• 作業要件:
(A) 本文によると、三井住友の12年4~12月期連結決算の最終利益は前年同期比で何%増えましたか。
(B) 本文の「メガバンクが活況高で新値街道に、海外資金の流入で人気再燃」から「三菱UFJの株価は10時58分現在516円(△13円)。」までを、「メガバンク」を「大手銀行」に書き換えて示してください。

メガバンクが活況高で新値街道に、海外資金の流入で人気再燃

 三井住友フィナンシャルグループ<8316.T>が東証1部の売買代金トップで急騰しているほか、三菱UFJフィナンシャル・グループ<8306.T>、みずほフィナンシャルグループ<8411.T>なども大商いの中で上値追い基調を強め、3行とも昨年来高値を更新している。
 三井住友が30日発表した12年4~12月期連結決算は最終利益が前年同期比33%増の5504億700万円と好調だったが、これは株価上昇による保有株式の評価損減少による寄与が大きい。全般株式市場が上昇基調を強める中で、銀行株の投資価値が上昇し、これが個人投資家への資産効果をもたらして市場活性化につながる、という好循環がもたらされている。直近では個人投資家の売買シェアは3割にまで高まっており、外国人に次ぐ買い主体候補に位置づけられるが、その基点となるのは多くの個人株主を抱える大手銀行株の上昇という構図だ。ここにきて、外国人投資家の買い攻勢も観測されており、再びメガバンクが金融相場の象徴的な存在となりつつある。

三井住友の株価は10時58分現在3600円(△110円)。
三菱UFJの株価は10時58分現在516円(△13円)。
みずほの株価は10時58分現在182円(△4円)。

• 表示情報:

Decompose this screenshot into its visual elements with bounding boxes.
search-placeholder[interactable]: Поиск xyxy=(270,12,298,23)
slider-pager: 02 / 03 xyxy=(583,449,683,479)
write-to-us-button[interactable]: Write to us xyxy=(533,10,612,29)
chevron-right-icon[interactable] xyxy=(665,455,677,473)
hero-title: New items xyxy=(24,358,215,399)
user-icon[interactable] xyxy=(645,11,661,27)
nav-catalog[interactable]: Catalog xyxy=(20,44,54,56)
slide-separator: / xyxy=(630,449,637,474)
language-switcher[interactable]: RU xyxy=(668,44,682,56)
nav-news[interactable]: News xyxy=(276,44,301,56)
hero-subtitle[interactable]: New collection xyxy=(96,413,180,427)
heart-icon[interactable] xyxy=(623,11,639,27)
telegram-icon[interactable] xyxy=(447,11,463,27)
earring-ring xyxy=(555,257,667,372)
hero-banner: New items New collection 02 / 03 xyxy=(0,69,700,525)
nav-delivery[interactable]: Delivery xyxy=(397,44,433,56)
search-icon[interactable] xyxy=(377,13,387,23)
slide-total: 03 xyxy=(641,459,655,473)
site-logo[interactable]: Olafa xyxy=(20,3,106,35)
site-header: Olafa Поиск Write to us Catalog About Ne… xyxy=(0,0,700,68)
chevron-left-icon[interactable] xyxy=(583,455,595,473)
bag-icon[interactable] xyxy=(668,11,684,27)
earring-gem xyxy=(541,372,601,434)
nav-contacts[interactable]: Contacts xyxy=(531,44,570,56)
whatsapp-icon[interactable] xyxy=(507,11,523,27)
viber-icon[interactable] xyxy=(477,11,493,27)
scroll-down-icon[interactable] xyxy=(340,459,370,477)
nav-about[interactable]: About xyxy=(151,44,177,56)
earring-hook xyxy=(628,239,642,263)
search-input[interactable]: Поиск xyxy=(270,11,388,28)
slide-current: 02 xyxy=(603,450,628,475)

• 回答:
(A) 33%増です。

(B)
大手銀行が活況高で新値街道に、海外資金の流入で人気再燃

 三井住友フィナンシャルグループ<8316.T>が東証1部の売買代金トップで急騰しているほか、三菱UFJフィナンシャル・グループ<8306.T>、みずほフィナンシャルグループ<8411.T>なども大商いの中で上値追い基調を強め、3行とも昨年来高値を更新している。
 三井住友が30日発表した12年4~12月期連結決算は最終利益が前年同期比33%増の5504億700万円と好調だったが、これは株価上昇による保有株式の評価損減少による寄与が大きい。全般株式市場が上昇基調を強める中で、銀行株の投資価値が上昇し、これが個人投資家への資産効果をもたらして市場活性化につながる、という好循環がもたらされている。直近では個人投資家の売買シェアは3割にまで高まっており、外国人に次ぐ買い主体候補に位置づけられるが、その基点となるのは多くの個人株主を抱える大手銀行株の上昇という構図だ。ここにきて、外国人投資家の買い攻勢も観測されており、再び大手銀行が金融相場の象徴的な存在となりつつある。

三井住友の株価は10時58分現在3600円(△110円)。
三菱UFJの株価は10時58分現在516円(△13円)。